> **What needs to be done**
Reproduce all records verbatim.

* begin *

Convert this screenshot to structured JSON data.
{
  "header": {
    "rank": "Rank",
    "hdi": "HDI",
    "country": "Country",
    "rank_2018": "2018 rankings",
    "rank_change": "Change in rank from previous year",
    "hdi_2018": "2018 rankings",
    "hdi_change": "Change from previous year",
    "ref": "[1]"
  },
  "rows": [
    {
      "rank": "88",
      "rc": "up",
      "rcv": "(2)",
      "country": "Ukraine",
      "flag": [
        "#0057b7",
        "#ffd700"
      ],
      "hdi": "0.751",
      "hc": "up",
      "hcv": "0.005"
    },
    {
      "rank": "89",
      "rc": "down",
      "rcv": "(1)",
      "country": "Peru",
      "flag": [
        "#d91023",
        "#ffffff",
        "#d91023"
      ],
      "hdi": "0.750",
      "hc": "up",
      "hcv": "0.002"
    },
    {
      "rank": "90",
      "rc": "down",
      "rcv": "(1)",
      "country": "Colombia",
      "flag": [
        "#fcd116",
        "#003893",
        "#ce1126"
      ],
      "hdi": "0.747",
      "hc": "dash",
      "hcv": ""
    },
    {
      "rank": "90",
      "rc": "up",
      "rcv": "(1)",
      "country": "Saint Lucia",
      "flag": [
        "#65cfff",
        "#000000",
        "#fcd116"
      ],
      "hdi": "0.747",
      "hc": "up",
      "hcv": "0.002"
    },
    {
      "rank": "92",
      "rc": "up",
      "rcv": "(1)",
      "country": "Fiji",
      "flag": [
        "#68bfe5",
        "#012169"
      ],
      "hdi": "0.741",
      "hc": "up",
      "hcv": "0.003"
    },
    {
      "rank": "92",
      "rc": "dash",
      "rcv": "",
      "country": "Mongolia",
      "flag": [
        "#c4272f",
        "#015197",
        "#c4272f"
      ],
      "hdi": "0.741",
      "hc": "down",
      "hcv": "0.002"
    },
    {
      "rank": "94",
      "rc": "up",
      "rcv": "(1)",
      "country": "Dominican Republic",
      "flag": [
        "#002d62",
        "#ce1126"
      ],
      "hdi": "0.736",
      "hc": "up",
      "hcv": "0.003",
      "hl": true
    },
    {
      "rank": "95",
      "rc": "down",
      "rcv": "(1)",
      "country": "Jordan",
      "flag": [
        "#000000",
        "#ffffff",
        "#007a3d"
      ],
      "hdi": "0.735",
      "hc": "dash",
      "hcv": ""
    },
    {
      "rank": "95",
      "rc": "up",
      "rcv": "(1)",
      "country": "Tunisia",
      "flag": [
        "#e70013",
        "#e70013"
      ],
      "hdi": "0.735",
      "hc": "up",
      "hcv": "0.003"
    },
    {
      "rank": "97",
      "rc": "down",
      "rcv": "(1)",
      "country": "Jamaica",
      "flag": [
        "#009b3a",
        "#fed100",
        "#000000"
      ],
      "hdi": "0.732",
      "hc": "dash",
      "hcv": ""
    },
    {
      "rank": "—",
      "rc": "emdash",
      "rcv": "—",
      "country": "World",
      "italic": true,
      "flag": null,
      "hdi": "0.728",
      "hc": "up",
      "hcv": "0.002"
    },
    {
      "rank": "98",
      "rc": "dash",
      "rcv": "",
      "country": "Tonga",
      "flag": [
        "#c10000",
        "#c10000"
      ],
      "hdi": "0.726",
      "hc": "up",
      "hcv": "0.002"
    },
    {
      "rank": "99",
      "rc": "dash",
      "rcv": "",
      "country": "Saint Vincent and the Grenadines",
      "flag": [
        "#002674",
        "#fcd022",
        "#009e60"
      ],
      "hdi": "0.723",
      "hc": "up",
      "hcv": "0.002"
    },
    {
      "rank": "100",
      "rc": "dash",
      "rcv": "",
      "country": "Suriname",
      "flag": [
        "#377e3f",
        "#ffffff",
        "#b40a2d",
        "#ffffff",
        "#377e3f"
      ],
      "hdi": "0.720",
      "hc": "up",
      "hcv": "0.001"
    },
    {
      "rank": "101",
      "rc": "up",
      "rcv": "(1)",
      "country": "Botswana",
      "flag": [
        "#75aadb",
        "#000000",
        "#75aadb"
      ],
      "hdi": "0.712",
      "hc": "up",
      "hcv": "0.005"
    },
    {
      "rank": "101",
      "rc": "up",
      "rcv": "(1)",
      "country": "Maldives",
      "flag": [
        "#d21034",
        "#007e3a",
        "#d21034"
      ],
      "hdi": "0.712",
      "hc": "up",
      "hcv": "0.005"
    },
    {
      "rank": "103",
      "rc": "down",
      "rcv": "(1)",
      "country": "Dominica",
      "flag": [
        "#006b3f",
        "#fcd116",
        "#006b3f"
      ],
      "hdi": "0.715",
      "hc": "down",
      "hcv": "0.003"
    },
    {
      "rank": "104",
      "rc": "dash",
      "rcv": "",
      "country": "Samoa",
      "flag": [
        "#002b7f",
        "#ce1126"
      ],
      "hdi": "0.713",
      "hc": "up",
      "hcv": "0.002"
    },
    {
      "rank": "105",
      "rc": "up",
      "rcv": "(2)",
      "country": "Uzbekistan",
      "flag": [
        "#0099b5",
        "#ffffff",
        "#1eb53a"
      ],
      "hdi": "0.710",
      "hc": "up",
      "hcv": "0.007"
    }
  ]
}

* end *

> **Worked solution**
Convert this screenshot to structured JSON data.
{
  "header": {
    "rank": "Rank",
    "hdi": "HDI",
    "country": "Country",
    "rank_2018": "2018 rankings",
    "rank_change": "Change in rank from previous year",
    "hdi_2018": "2018 rankings",
    "hdi_change": "Change from previous year",
    "ref": "[1]"
  },
  "rows": [
    {
      "rank": "88",
      "rc": "up",
      "rcv": "(2)",
      "country": "Ukraine",
      "flag": [
        "#0057b7",
        "#ffd700"
      ],
      "hdi": "0.751",
      "hc": "up",
      "hcv": "0.005"
    },
    {
      "rank": "89",
      "rc": "down",
      "rcv": "(1)",
      "country": "Peru",
      "flag": [
        "#d91023",
        "#ffffff",
        "#d91023"
      ],
      "hdi": "0.750",
      "hc": "up",
      "hcv": "0.002"
    },
    {
      "rank": "90",
      "rc": "down",
      "rcv": "(1)",
      "country": "Colombia",
      "flag": [
        "#fcd116",
        "#003893",
        "#ce1126"
      ],
      "hdi": "0.747",
      "hc": "dash",
      "hcv": ""
    },
    {
      "rank": "90",
      "rc": "up",
      "rcv": "(1)",
      "country": "Saint Lucia",
      "flag": [
        "#65cfff",
        "#000000",
        "#fcd116"
      ],
      "hdi": "0.747",
      "hc": "up",
      "hcv": "0.002"
    },
    {
      "rank": "92",
      "rc": "up",
      "rcv": "(1)",
      "country": "Fiji",
      "flag": [
        "#68bfe5",
        "#012169"
      ],
      "hdi": "0.741",
      "hc": "up",
      "hcv": "0.003"
    },
    {
      "rank": "92",
      "rc": "dash",
      "rcv": "",
      "country": "Mongolia",
      "flag": [
        "#c4272f",
        "#015197",
        "#c4272f"
      ],
      "hdi": "0.741",
      "hc": "down",
      "hcv": "0.002"
    },
    {
      "rank": "94",
      "rc": "up",
      "rcv": "(1)",
      "country": "Dominican Republic",
      "flag": [
        "#002d62",
        "#ce1126"
      ],
      "hdi": "0.736",
      "hc": "up",
      "hcv": "0.003",
      "hl": true
    },
    {
      "rank": "95",
      "rc": "down",
      "rcv": "(1)",
      "country": "Jordan",
      "flag": [
        "#000000",
        "#ffffff",
        "#007a3d"
      ],
      "hdi": "0.735",
      "hc": "dash",
      "hcv": ""
    },
    {
      "rank": "95",
      "rc": "up",
      "rcv": "(1)",
      "country": "Tunisia",
      "flag": [
        "#e70013",
        "#e70013"
      ],
      "hdi": "0.735",
      "hc": "up",
      "hcv": "0.003"
    },
    {
      "rank": "97",
      "rc": "down",
      "rcv": "(1)",
      "country": "Jamaica",
      "flag": [
        "#009b3a",
        "#fed100",
        "#000000"
      ],
      "hdi": "0.732",
      "hc": "dash",
      "hcv": ""
    },
    {
      "rank": "—",
      "rc": "emdash",
      "rcv": "—",
      "country": "World",
      "italic": true,
      "flag": null,
      "hdi": "0.728",
      "hc": "up",
      "hcv": "0.002"
    },
    {
      "rank": "98",
      "rc": "dash",
      "rcv": "",
      "country": "Tonga",
      "flag": [
        "#c10000",
        "#c10000"
      ],
      "hdi": "0.726",
      "hc": "up",
      "hcv": "0.002"
    },
    {
      "rank": "99",
      "rc": "dash",
      "rcv": "",
      "country": "Saint Vincent and the Grenadines",
      "flag": [
        "#002674",
        "#fcd022",
        "#009e60"
      ],
      "hdi": "0.723",
      "hc": "up",
      "hcv": "0.002"
    },
    {
      "rank": "100",
      "rc": "dash",
      "rcv": "",
      "country": "Suriname",
      "flag": [
        "#377e3f",
        "#ffffff",
        "#b40a2d",
        "#ffffff",
        "#377e3f"
      ],
      "hdi": "0.720",
      "hc": "up",
      "hcv": "0.001"
    },
    {
      "rank": "101",
      "rc": "up",
      "rcv": "(1)",
      "country": "Botswana",
      "flag": [
        "#75aadb",
        "#000000",
        "#75aadb"
      ],
      "hdi": "0.712",
      "hc": "up",
      "hcv": "0.005"
    },
    {
      "rank": "101",
      "rc": "up",
      "rcv": "(1)",
      "country": "Maldives",
      "flag": [
        "#d21034",
        "#007e3a",
        "#d21034"
      ],
      "hdi": "0.712",
      "hc": "up",
      "hcv": "0.005"
    },
    {
      "rank": "103",
      "rc": "down",
      "rcv": "(1)",
      "country": "Dominica",
      "flag": [
        "#006b3f",
        "#fcd116",
        "#006b3f"
      ],
      "hdi": "0.715",
      "hc": "down",
      "hcv": "0.003"
    },
    {
      "rank": "104",
      "rc": "dash",
      "rcv": "",
      "country": "Samoa",
      "flag": [
        "#002b7f",
        "#ce1126"
      ],
      "hdi": "0.713",
      "hc": "up",
      "hcv": "0.002"
    },
    {
      "rank": "105",
      "rc": "up",
      "rcv": "(2)",
      "country": "Uzbekistan",
      "flag": [
        "#0099b5",
        "#ffffff",
        "#1eb53a"
      ],
      "hdi": "0.710",
      "hc": "up",
      "hcv": "0.007"
    }
  ]
}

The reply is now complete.